• [GOAL OF THE EXERCISE]
Check every line below for the word "Gene" and copy the ones that have it.

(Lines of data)
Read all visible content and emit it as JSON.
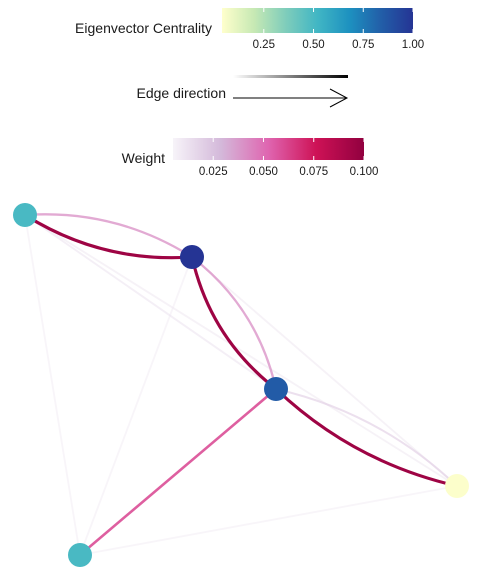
{
  "legends": {
    "centrality": {
      "title": "Eigenvector Centrality",
      "ticks": [
        {
          "value": 0.25,
          "label": "0.25"
        },
        {
          "value": 0.5,
          "label": "0.50"
        },
        {
          "value": 0.75,
          "label": "0.75"
        },
        {
          "value": 1.0,
          "label": "1.00"
        }
      ],
      "range": [
        0.04,
        1.0
      ],
      "colors": [
        "#ffffcc",
        "#c7e9b4",
        "#7fcdbb",
        "#41b6c4",
        "#1d91c0",
        "#225ea8",
        "#253494"
      ]
    },
    "edge_direction": {
      "title": "Edge direction"
    },
    "weight": {
      "title": "Weight",
      "ticks": [
        {
          "value": 0.025,
          "label": "0.025"
        },
        {
          "value": 0.05,
          "label": "0.050"
        },
        {
          "value": 0.075,
          "label": "0.075"
        },
        {
          "value": 0.1,
          "label": "0.100"
        }
      ],
      "range": [
        0.005,
        0.1
      ],
      "colors": [
        "#f7f4f9",
        "#d4b9da",
        "#df65b0",
        "#ce1256",
        "#91003f"
      ]
    }
  },
  "network": {
    "nodes": [
      {
        "id": "n1",
        "centrality": 0.5
      },
      {
        "id": "n2",
        "centrality": 1.0
      },
      {
        "id": "n3",
        "centrality": 0.85
      },
      {
        "id": "n4",
        "centrality": 0.05
      },
      {
        "id": "n5",
        "centrality": 0.5
      }
    ],
    "edges": [
      {
        "source": "n1",
        "target": "n2",
        "weight": 0.095
      },
      {
        "source": "n2",
        "target": "n1",
        "weight": 0.04
      },
      {
        "source": "n2",
        "target": "n3",
        "weight": 0.095
      },
      {
        "source": "n3",
        "target": "n2",
        "weight": 0.04
      },
      {
        "source": "n3",
        "target": "n4",
        "weight": 0.095
      },
      {
        "source": "n4",
        "target": "n3",
        "weight": 0.02
      },
      {
        "source": "n5",
        "target": "n3",
        "weight": 0.06
      },
      {
        "source": "n1",
        "target": "n3",
        "weight": 0.012
      },
      {
        "source": "n2",
        "target": "n4",
        "weight": 0.01
      },
      {
        "source": "n1",
        "target": "n4",
        "weight": 0.01
      },
      {
        "source": "n1",
        "target": "n5",
        "weight": 0.008
      },
      {
        "source": "n5",
        "target": "n4",
        "weight": 0.008
      },
      {
        "source": "n5",
        "target": "n2",
        "weight": 0.008
      }
    ]
  }
}
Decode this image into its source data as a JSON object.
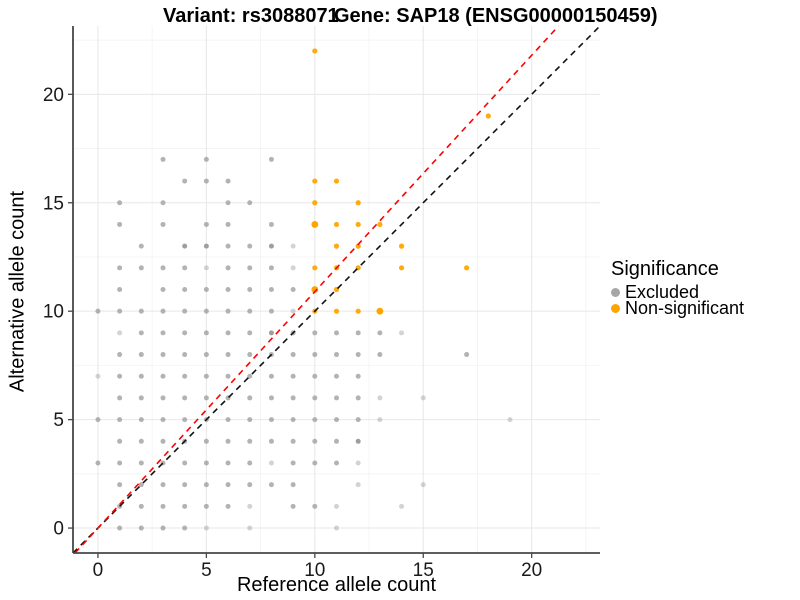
{
  "titles": {
    "variant": "Variant: rs3088071",
    "gene": "Gene: SAP18 (ENSG00000150459)"
  },
  "axes": {
    "x_label": "Reference allele count",
    "y_label": "Alternative allele count",
    "x_ticks": [
      0,
      5,
      10,
      15,
      20
    ],
    "y_ticks": [
      0,
      5,
      10,
      15,
      20
    ]
  },
  "legend": {
    "title": "Significance",
    "items": [
      {
        "label": "Excluded",
        "color": "#A6A6A6"
      },
      {
        "label": "Non-significant",
        "color": "#FFA500"
      }
    ]
  },
  "colors": {
    "excluded": "#9E9E9E",
    "non_significant": "#FFA500",
    "identity_line": "#111111",
    "ratio_line": "#FF0000",
    "grid_major": "#E7E7E7",
    "grid_minor": "#F4F4F4",
    "axis_line": "#474747",
    "tick_text": "#1A1A1A"
  },
  "chart_data": {
    "type": "scatter",
    "title": "Variant: rs3088071 / Gene: SAP18 (ENSG00000150459)",
    "xlabel": "Reference allele count",
    "ylabel": "Alternative allele count",
    "xlim": [
      -1.15,
      23.15
    ],
    "ylim": [
      -1.15,
      23.15
    ],
    "grid": true,
    "legend_position": "right",
    "x_ticks": [
      0,
      5,
      10,
      15,
      20
    ],
    "y_ticks": [
      0,
      5,
      10,
      15,
      20
    ],
    "minor_tick_step": 2.5,
    "series": [
      {
        "name": "Excluded",
        "color": "#9E9E9E",
        "base_opacity": 0.78,
        "base_radius": 2.5,
        "points": [
          [
            3,
            17
          ],
          [
            5,
            17
          ],
          [
            8,
            17
          ],
          [
            4,
            16
          ],
          [
            5,
            16
          ],
          [
            6,
            16
          ],
          [
            1,
            15
          ],
          [
            3,
            15
          ],
          [
            6,
            15
          ],
          [
            7,
            15
          ],
          [
            1,
            14
          ],
          [
            3,
            14
          ],
          [
            5,
            14
          ],
          [
            6,
            14
          ],
          [
            8,
            14
          ],
          [
            2,
            13
          ],
          [
            4,
            13,
            1
          ],
          [
            5,
            13,
            1
          ],
          [
            6,
            13
          ],
          [
            7,
            13
          ],
          [
            8,
            13,
            1
          ],
          [
            9,
            13,
            0.45
          ],
          [
            1,
            12
          ],
          [
            2,
            12
          ],
          [
            3,
            12
          ],
          [
            4,
            12
          ],
          [
            5,
            12,
            0.45
          ],
          [
            6,
            12
          ],
          [
            7,
            12
          ],
          [
            8,
            12
          ],
          [
            9,
            12,
            0.45
          ],
          [
            1,
            11
          ],
          [
            3,
            11
          ],
          [
            4,
            11
          ],
          [
            5,
            11
          ],
          [
            6,
            11
          ],
          [
            7,
            11
          ],
          [
            8,
            11
          ],
          [
            9,
            11
          ],
          [
            0,
            10
          ],
          [
            1,
            10
          ],
          [
            2,
            10
          ],
          [
            3,
            10
          ],
          [
            4,
            10
          ],
          [
            5,
            10
          ],
          [
            6,
            10
          ],
          [
            7,
            10
          ],
          [
            8,
            10
          ],
          [
            9,
            10,
            0.45
          ],
          [
            1,
            9,
            0.45
          ],
          [
            2,
            9
          ],
          [
            3,
            9
          ],
          [
            4,
            9
          ],
          [
            5,
            9
          ],
          [
            6,
            9
          ],
          [
            7,
            9
          ],
          [
            8,
            9,
            1
          ],
          [
            9,
            9
          ],
          [
            10,
            9
          ],
          [
            11,
            9
          ],
          [
            12,
            9
          ],
          [
            13,
            9
          ],
          [
            14,
            9,
            0.45
          ],
          [
            1,
            8
          ],
          [
            2,
            8
          ],
          [
            3,
            8
          ],
          [
            4,
            8
          ],
          [
            5,
            8
          ],
          [
            6,
            8
          ],
          [
            7,
            8
          ],
          [
            8,
            8
          ],
          [
            9,
            8
          ],
          [
            10,
            8
          ],
          [
            11,
            8
          ],
          [
            12,
            8
          ],
          [
            13,
            8
          ],
          [
            17,
            8
          ],
          [
            0,
            7,
            0.45
          ],
          [
            1,
            7
          ],
          [
            2,
            7
          ],
          [
            3,
            7
          ],
          [
            4,
            7
          ],
          [
            5,
            7
          ],
          [
            6,
            7
          ],
          [
            7,
            7
          ],
          [
            8,
            7
          ],
          [
            9,
            7
          ],
          [
            10,
            7
          ],
          [
            11,
            7
          ],
          [
            12,
            7
          ],
          [
            1,
            6
          ],
          [
            2,
            6
          ],
          [
            3,
            6
          ],
          [
            4,
            6
          ],
          [
            5,
            6
          ],
          [
            6,
            6
          ],
          [
            7,
            6
          ],
          [
            8,
            6
          ],
          [
            9,
            6
          ],
          [
            10,
            6
          ],
          [
            11,
            6
          ],
          [
            12,
            6
          ],
          [
            13,
            6,
            0.45
          ],
          [
            15,
            6,
            0.45
          ],
          [
            0,
            5
          ],
          [
            1,
            5
          ],
          [
            2,
            5
          ],
          [
            3,
            5
          ],
          [
            4,
            5
          ],
          [
            5,
            5
          ],
          [
            6,
            5
          ],
          [
            7,
            5
          ],
          [
            8,
            5
          ],
          [
            9,
            5
          ],
          [
            10,
            5
          ],
          [
            11,
            5
          ],
          [
            12,
            5
          ],
          [
            13,
            5,
            0.45
          ],
          [
            19,
            5,
            0.45
          ],
          [
            1,
            4
          ],
          [
            2,
            4
          ],
          [
            3,
            4
          ],
          [
            4,
            4
          ],
          [
            5,
            4
          ],
          [
            6,
            4
          ],
          [
            7,
            4
          ],
          [
            8,
            4
          ],
          [
            9,
            4
          ],
          [
            10,
            4
          ],
          [
            11,
            4
          ],
          [
            12,
            4,
            1
          ],
          [
            0,
            3
          ],
          [
            1,
            3
          ],
          [
            2,
            3
          ],
          [
            3,
            3
          ],
          [
            4,
            3
          ],
          [
            5,
            3
          ],
          [
            6,
            3
          ],
          [
            7,
            3
          ],
          [
            8,
            3,
            0.45
          ],
          [
            9,
            3
          ],
          [
            10,
            3
          ],
          [
            11,
            3
          ],
          [
            12,
            3,
            0.45
          ],
          [
            1,
            2
          ],
          [
            2,
            2
          ],
          [
            3,
            2
          ],
          [
            4,
            2
          ],
          [
            5,
            2
          ],
          [
            6,
            2
          ],
          [
            7,
            2
          ],
          [
            8,
            2
          ],
          [
            9,
            2
          ],
          [
            12,
            2,
            0.45
          ],
          [
            15,
            2,
            0.45
          ],
          [
            1,
            1
          ],
          [
            2,
            1
          ],
          [
            3,
            1
          ],
          [
            4,
            1
          ],
          [
            5,
            1
          ],
          [
            6,
            1
          ],
          [
            7,
            1,
            0.45
          ],
          [
            9,
            1
          ],
          [
            10,
            1
          ],
          [
            11,
            1,
            0.45
          ],
          [
            14,
            1,
            0.45
          ],
          [
            1,
            0
          ],
          [
            2,
            0
          ],
          [
            3,
            0
          ],
          [
            4,
            0
          ],
          [
            5,
            0,
            0.45
          ],
          [
            7,
            0,
            0.45
          ],
          [
            11,
            0,
            0.45
          ]
        ]
      },
      {
        "name": "Non-significant",
        "color": "#FFA500",
        "base_opacity": 0.95,
        "base_radius": 2.6,
        "points": [
          [
            10,
            22
          ],
          [
            18,
            19
          ],
          [
            10,
            16
          ],
          [
            11,
            16
          ],
          [
            10,
            15
          ],
          [
            12,
            15
          ],
          [
            10,
            14,
            1,
            3.4
          ],
          [
            11,
            14
          ],
          [
            12,
            14
          ],
          [
            13,
            14
          ],
          [
            11,
            13
          ],
          [
            12,
            13
          ],
          [
            14,
            13
          ],
          [
            10,
            12
          ],
          [
            11,
            12
          ],
          [
            12,
            12
          ],
          [
            14,
            12
          ],
          [
            17,
            12
          ],
          [
            10,
            11,
            1,
            3.4
          ],
          [
            11,
            11
          ],
          [
            10,
            10
          ],
          [
            11,
            10
          ],
          [
            12,
            10
          ],
          [
            13,
            10,
            1,
            3.4
          ]
        ]
      }
    ],
    "lines": [
      {
        "name": "identity",
        "slope": 1,
        "intercept": 0,
        "dashed": true,
        "color": "#111111"
      },
      {
        "name": "allelic-ratio",
        "slope": 1.09,
        "intercept": 0,
        "dashed": true,
        "color": "#FF0000"
      }
    ]
  }
}
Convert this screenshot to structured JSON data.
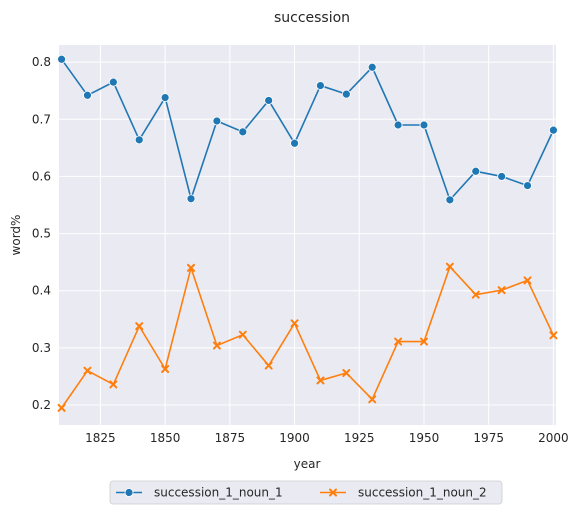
{
  "chart_data": {
    "type": "line",
    "title": "succession",
    "xlabel": "year",
    "ylabel": "word%",
    "xlim": [
      1809,
      2001
    ],
    "ylim": [
      0.165,
      0.83
    ],
    "xticks": [
      1825,
      1850,
      1875,
      1900,
      1925,
      1950,
      1975,
      2000
    ],
    "yticks": [
      0.2,
      0.3,
      0.4,
      0.5,
      0.6,
      0.7,
      0.8
    ],
    "grid": true,
    "legend_position": "bottom-center",
    "x": [
      1810,
      1820,
      1830,
      1840,
      1850,
      1860,
      1870,
      1880,
      1890,
      1900,
      1910,
      1920,
      1930,
      1940,
      1950,
      1960,
      1970,
      1980,
      1990,
      2000
    ],
    "series": [
      {
        "name": "succession_1_noun_1",
        "color": "#1f77b4",
        "marker": "circle",
        "values": [
          0.805,
          0.742,
          0.765,
          0.664,
          0.738,
          0.561,
          0.697,
          0.678,
          0.733,
          0.658,
          0.759,
          0.744,
          0.791,
          0.69,
          0.69,
          0.559,
          0.609,
          0.6,
          0.584,
          0.681
        ]
      },
      {
        "name": "succession_1_noun_2",
        "color": "#ff7f0e",
        "marker": "x",
        "values": [
          0.195,
          0.26,
          0.236,
          0.338,
          0.263,
          0.44,
          0.304,
          0.323,
          0.269,
          0.343,
          0.243,
          0.256,
          0.21,
          0.311,
          0.311,
          0.442,
          0.393,
          0.401,
          0.418,
          0.322
        ]
      }
    ]
  }
}
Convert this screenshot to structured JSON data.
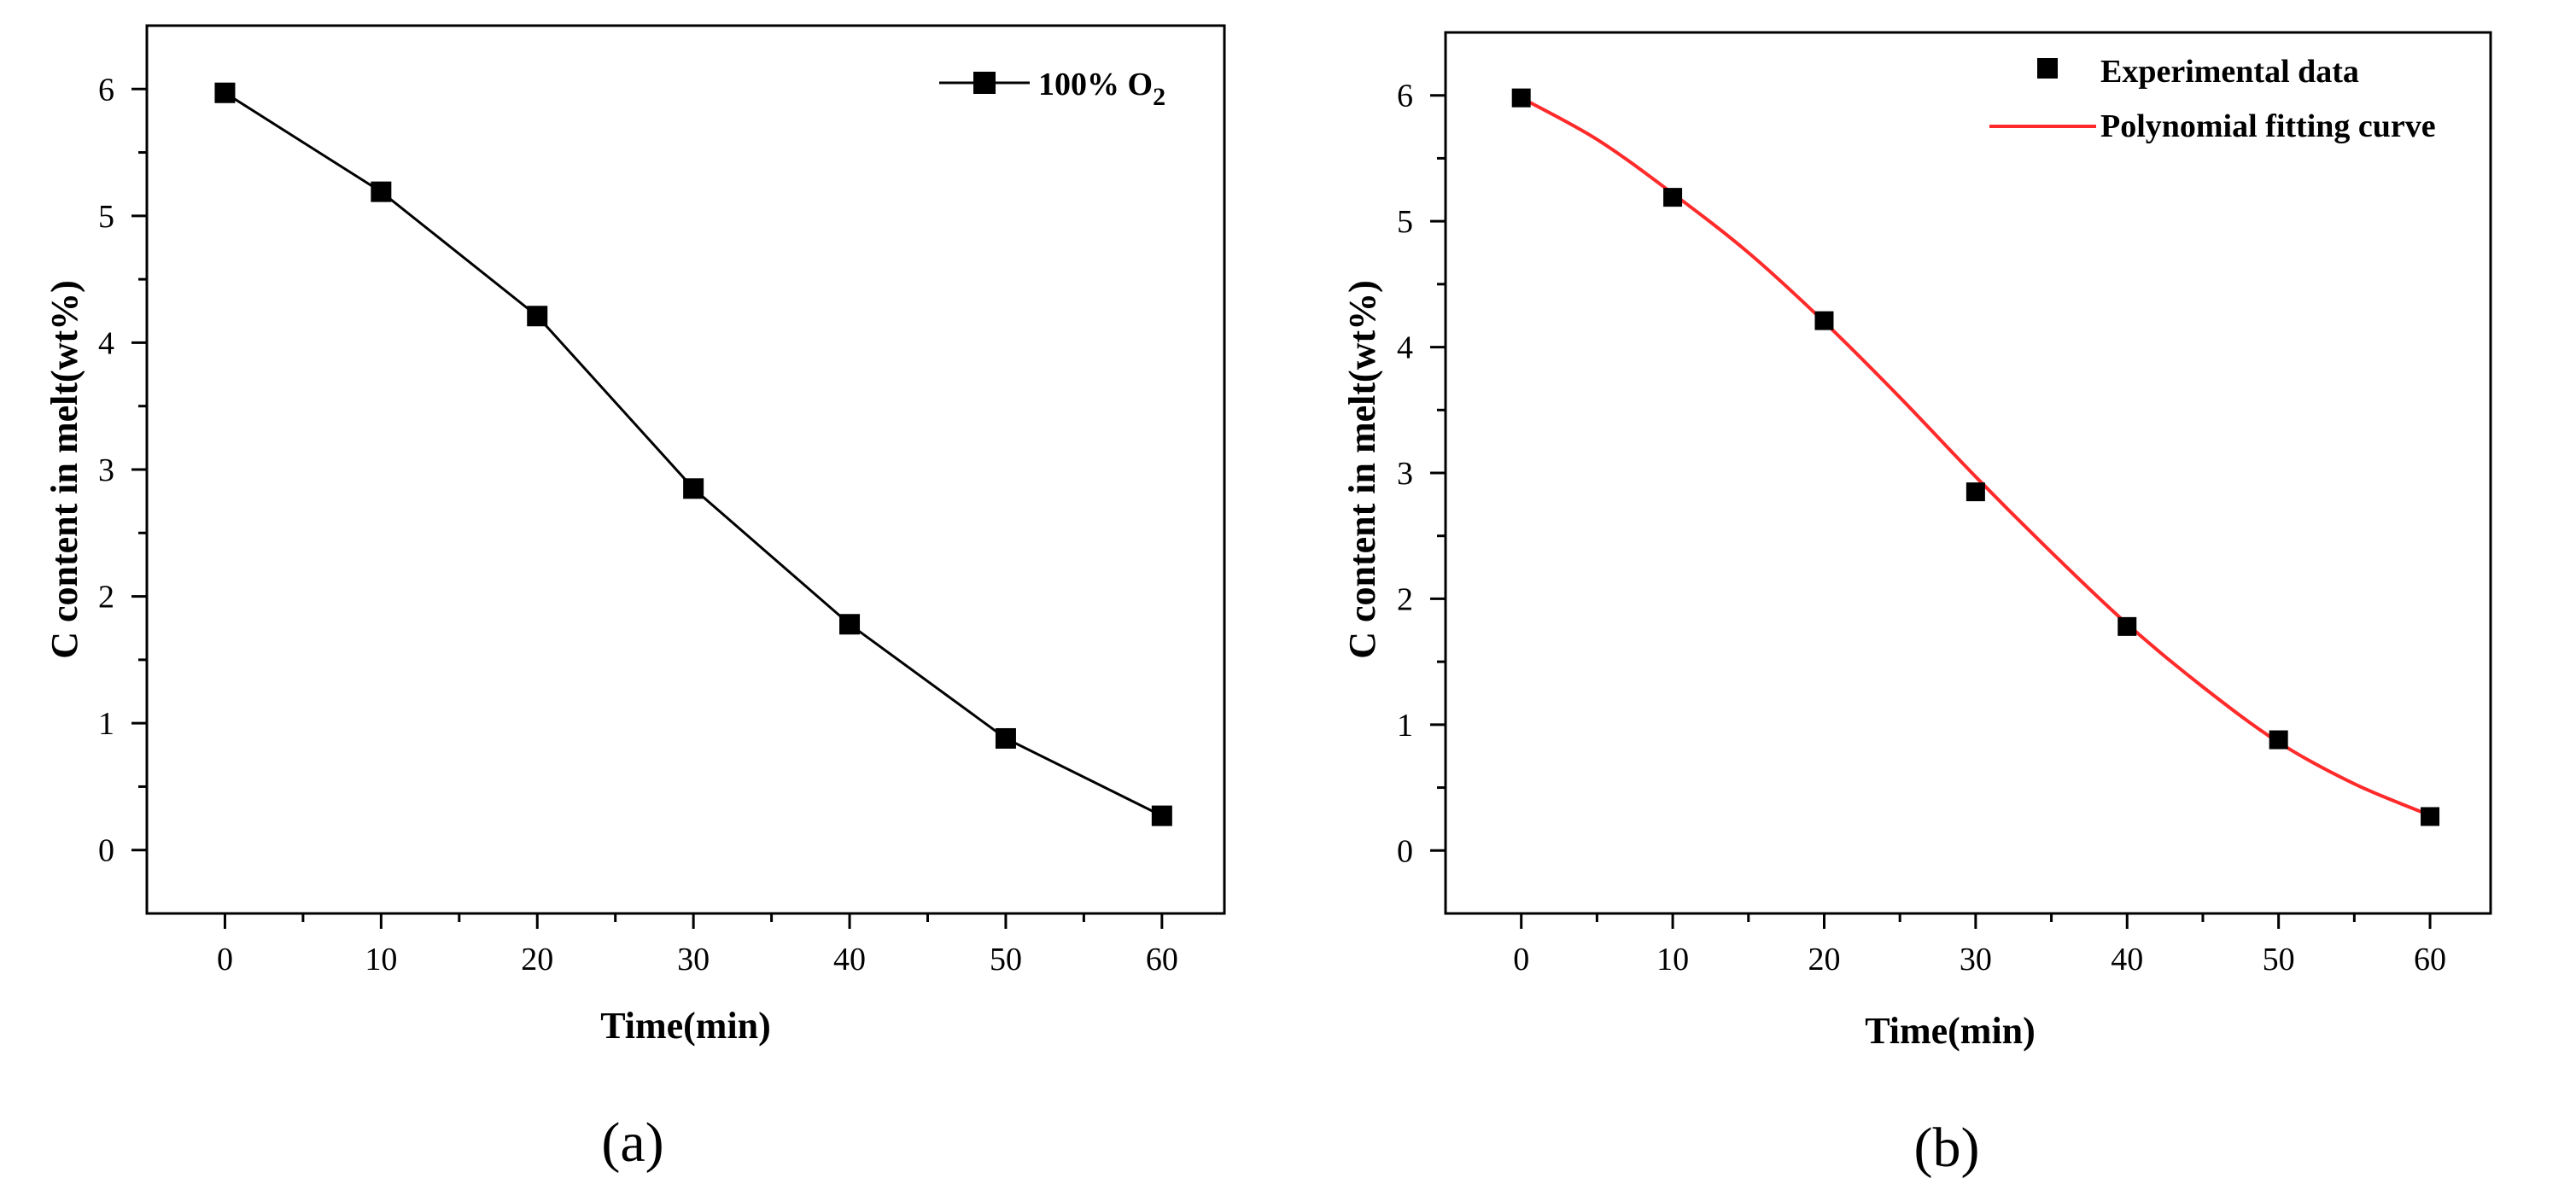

• [TASK SOLUTION]
    "gene": "Gene: SAP18 (ENSG00000150459)"
    "title": "Variant: rs3088071 / Gene: SAP18 (ENSG00000150459)",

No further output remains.